* Dataset items:
:::::

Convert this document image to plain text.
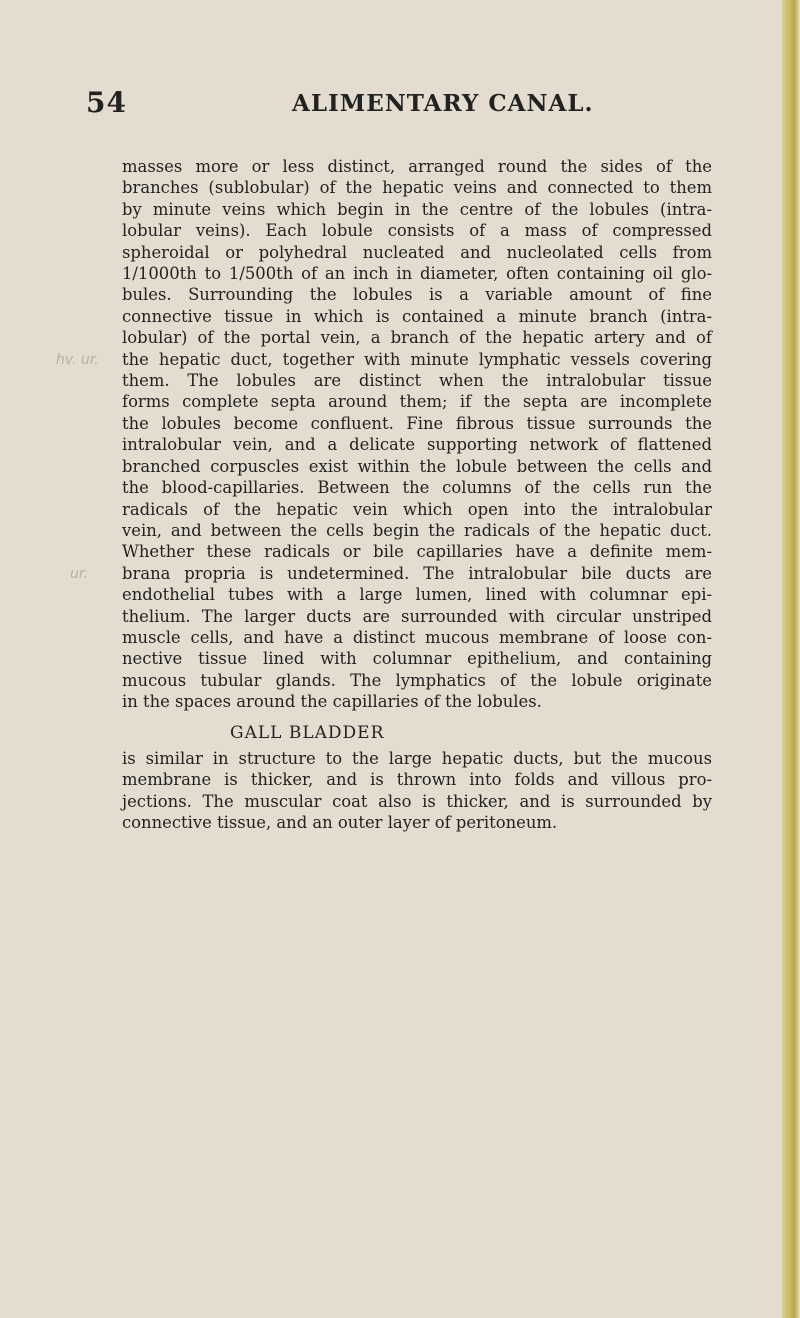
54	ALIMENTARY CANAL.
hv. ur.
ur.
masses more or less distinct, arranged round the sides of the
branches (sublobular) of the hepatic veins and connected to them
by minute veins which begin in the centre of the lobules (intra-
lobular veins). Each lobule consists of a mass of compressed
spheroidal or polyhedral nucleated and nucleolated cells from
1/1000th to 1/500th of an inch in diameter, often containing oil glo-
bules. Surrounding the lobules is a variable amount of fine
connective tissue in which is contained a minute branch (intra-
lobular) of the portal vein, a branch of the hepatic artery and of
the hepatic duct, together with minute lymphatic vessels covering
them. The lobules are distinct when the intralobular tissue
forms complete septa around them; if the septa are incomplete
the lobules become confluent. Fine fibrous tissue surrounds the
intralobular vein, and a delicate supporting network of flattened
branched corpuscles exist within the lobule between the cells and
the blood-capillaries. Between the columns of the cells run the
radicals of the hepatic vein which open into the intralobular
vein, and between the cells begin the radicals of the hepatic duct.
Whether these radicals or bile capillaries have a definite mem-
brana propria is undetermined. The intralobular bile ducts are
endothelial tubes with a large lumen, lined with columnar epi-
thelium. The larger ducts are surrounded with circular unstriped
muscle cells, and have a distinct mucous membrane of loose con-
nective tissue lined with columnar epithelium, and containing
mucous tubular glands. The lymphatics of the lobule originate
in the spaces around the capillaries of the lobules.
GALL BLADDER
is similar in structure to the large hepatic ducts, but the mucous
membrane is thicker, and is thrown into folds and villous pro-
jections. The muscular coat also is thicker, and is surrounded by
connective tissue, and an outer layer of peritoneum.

:::::

* Problem requirements: The expected answer is the data retyped exactly, without pictures.

* Output for this task:
Convert this document image to plain text.
54	ALIMENTARY CANAL.
hv. ur.
ur.
masses more or less distinct, arranged round the sides of the
branches (sublobular) of the hepatic veins and connected to them
by minute veins which begin in the centre of the lobules (intra-
lobular veins). Each lobule consists of a mass of compressed
spheroidal or polyhedral nucleated and nucleolated cells from
1/1000th to 1/500th of an inch in diameter, often containing oil glo-
bules. Surrounding the lobules is a variable amount of fine
connective tissue in which is contained a minute branch (intra-
lobular) of the portal vein, a branch of the hepatic artery and of
the hepatic duct, together with minute lymphatic vessels covering
them. The lobules are distinct when the intralobular tissue
forms complete septa around them; if the septa are incomplete
the lobules become confluent. Fine fibrous tissue surrounds the
intralobular vein, and a delicate supporting network of flattened
branched corpuscles exist within the lobule between the cells and
the blood-capillaries. Between the columns of the cells run the
radicals of the hepatic vein which open into the intralobular
vein, and between the cells begin the radicals of the hepatic duct.
Whether these radicals or bile capillaries have a definite mem-
brana propria is undetermined. The intralobular bile ducts are
endothelial tubes with a large lumen, lined with columnar epi-
thelium. The larger ducts are surrounded with circular unstriped
muscle cells, and have a distinct mucous membrane of loose con-
nective tissue lined with columnar epithelium, and containing
mucous tubular glands. The lymphatics of the lobule originate
in the spaces around the capillaries of the lobules.
GALL BLADDER
is similar in structure to the large hepatic ducts, but the mucous
membrane is thicker, and is thrown into folds and villous pro-
jections. The muscular coat also is thicker, and is surrounded by
connective tissue, and an outer layer of peritoneum.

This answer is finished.